**Set problem:**
Lines containing the string "image" are to be counted. Write only how many there are.

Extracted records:
********

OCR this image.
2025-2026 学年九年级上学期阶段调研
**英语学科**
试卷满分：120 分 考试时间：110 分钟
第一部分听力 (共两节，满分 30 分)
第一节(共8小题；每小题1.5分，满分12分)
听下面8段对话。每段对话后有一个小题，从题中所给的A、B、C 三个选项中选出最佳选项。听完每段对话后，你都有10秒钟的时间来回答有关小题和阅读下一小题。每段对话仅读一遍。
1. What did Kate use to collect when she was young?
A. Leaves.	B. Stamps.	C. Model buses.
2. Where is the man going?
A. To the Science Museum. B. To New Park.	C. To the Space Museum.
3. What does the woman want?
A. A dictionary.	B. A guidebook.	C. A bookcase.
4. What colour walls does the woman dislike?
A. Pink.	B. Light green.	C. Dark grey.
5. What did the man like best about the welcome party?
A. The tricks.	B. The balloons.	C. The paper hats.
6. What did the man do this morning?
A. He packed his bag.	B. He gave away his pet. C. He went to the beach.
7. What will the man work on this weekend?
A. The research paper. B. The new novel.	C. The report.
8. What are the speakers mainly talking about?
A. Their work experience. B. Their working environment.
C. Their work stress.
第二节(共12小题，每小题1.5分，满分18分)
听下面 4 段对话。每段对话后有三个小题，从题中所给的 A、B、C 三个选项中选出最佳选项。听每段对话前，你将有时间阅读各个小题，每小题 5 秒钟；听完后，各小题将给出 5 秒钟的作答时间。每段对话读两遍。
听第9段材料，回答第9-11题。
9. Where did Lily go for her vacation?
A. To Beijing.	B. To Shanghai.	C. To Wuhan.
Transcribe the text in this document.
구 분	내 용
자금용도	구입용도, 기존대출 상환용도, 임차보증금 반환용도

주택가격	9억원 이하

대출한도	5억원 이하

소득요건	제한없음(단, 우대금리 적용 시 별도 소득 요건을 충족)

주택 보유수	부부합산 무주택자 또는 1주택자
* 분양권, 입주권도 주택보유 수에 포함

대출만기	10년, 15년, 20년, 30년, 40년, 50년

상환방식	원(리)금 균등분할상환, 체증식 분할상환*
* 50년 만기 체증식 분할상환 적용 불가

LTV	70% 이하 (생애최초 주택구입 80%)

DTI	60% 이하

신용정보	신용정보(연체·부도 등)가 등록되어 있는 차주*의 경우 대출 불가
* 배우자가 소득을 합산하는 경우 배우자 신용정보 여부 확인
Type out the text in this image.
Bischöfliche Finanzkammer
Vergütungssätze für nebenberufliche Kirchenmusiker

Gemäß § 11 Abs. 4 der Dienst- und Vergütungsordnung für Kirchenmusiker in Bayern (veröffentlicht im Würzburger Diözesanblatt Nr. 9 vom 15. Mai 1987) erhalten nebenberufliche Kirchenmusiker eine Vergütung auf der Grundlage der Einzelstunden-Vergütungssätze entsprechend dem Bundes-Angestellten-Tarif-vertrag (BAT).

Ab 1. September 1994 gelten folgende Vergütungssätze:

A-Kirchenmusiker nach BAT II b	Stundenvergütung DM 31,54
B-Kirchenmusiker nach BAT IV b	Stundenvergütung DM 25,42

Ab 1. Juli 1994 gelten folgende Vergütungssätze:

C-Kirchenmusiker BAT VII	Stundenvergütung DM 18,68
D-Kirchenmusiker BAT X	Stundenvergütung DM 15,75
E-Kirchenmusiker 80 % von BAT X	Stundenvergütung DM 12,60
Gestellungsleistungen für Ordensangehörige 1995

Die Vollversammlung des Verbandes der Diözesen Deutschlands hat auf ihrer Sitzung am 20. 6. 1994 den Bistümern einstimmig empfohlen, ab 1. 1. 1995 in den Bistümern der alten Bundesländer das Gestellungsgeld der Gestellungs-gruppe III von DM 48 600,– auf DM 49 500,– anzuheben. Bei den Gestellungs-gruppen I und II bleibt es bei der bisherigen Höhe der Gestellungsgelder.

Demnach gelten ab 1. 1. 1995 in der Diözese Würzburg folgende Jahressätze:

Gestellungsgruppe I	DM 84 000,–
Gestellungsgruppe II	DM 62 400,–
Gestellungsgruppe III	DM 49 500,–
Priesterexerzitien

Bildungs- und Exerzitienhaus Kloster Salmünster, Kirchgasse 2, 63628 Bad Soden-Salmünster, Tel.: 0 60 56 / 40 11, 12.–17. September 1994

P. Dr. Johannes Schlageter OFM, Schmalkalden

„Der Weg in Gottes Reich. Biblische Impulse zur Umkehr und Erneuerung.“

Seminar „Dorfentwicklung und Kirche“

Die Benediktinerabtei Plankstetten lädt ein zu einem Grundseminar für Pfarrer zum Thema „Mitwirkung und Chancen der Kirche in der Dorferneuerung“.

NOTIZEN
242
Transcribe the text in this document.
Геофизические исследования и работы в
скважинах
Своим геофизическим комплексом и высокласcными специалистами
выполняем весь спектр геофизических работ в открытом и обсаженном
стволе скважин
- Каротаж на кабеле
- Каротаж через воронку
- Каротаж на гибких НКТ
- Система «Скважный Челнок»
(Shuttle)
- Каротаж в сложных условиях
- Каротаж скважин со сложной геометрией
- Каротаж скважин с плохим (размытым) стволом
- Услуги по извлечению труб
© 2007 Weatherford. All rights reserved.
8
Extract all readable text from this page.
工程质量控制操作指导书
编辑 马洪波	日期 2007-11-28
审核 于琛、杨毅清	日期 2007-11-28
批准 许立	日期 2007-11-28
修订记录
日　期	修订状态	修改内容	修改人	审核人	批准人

********

**Exercise answer:**
2